> Input for this task

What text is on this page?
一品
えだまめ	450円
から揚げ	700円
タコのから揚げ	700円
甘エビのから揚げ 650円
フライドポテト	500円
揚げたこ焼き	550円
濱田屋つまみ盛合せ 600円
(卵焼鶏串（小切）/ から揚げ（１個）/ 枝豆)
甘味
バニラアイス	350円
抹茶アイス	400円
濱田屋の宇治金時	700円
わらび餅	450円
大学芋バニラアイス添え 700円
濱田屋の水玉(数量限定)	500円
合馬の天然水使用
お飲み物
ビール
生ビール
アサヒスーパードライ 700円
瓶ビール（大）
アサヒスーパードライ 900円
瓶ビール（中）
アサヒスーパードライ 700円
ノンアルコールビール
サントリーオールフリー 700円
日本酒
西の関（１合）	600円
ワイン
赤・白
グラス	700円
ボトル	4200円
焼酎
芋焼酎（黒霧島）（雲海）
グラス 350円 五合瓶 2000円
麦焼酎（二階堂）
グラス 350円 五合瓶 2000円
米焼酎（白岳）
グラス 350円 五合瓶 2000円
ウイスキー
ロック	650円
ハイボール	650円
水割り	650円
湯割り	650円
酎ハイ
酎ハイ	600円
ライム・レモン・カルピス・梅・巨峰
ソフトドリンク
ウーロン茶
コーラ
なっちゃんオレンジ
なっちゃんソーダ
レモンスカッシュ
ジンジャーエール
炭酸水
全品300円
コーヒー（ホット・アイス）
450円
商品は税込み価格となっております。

> Exercise requirements
Word for word, extract all the records.

> Correct output
What text is on this page?
一品
えだまめ	450円
から揚げ	700円
タコのから揚げ	700円
甘エビのから揚げ 650円
フライドポテト	500円
揚げたこ焼き	550円
濱田屋つまみ盛合せ 600円
(卵焼鶏串（小切）/ から揚げ（１個）/ 枝豆)
甘味
バニラアイス	350円
抹茶アイス	400円
濱田屋の宇治金時	700円
わらび餅	450円
大学芋バニラアイス添え 700円
濱田屋の水玉(数量限定)	500円
合馬の天然水使用
お飲み物
ビール
生ビール
アサヒスーパードライ 700円
瓶ビール（大）
アサヒスーパードライ 900円
瓶ビール（中）
アサヒスーパードライ 700円
ノンアルコールビール
サントリーオールフリー 700円
日本酒
西の関（１合）	600円
ワイン
赤・白
グラス	700円
ボトル	4200円
焼酎
芋焼酎（黒霧島）（雲海）
グラス 350円 五合瓶 2000円
麦焼酎（二階堂）
グラス 350円 五合瓶 2000円
米焼酎（白岳）
グラス 350円 五合瓶 2000円
ウイスキー
ロック	650円
ハイボール	650円
水割り	650円
湯割り	650円
酎ハイ
酎ハイ	600円
ライム・レモン・カルピス・梅・巨峰
ソフトドリンク
ウーロン茶
コーラ
なっちゃんオレンジ
なっちゃんソーダ
レモンスカッシュ
ジンジャーエール
炭酸水
全品300円
コーヒー（ホット・アイス）
450円
商品は税込み価格となっております。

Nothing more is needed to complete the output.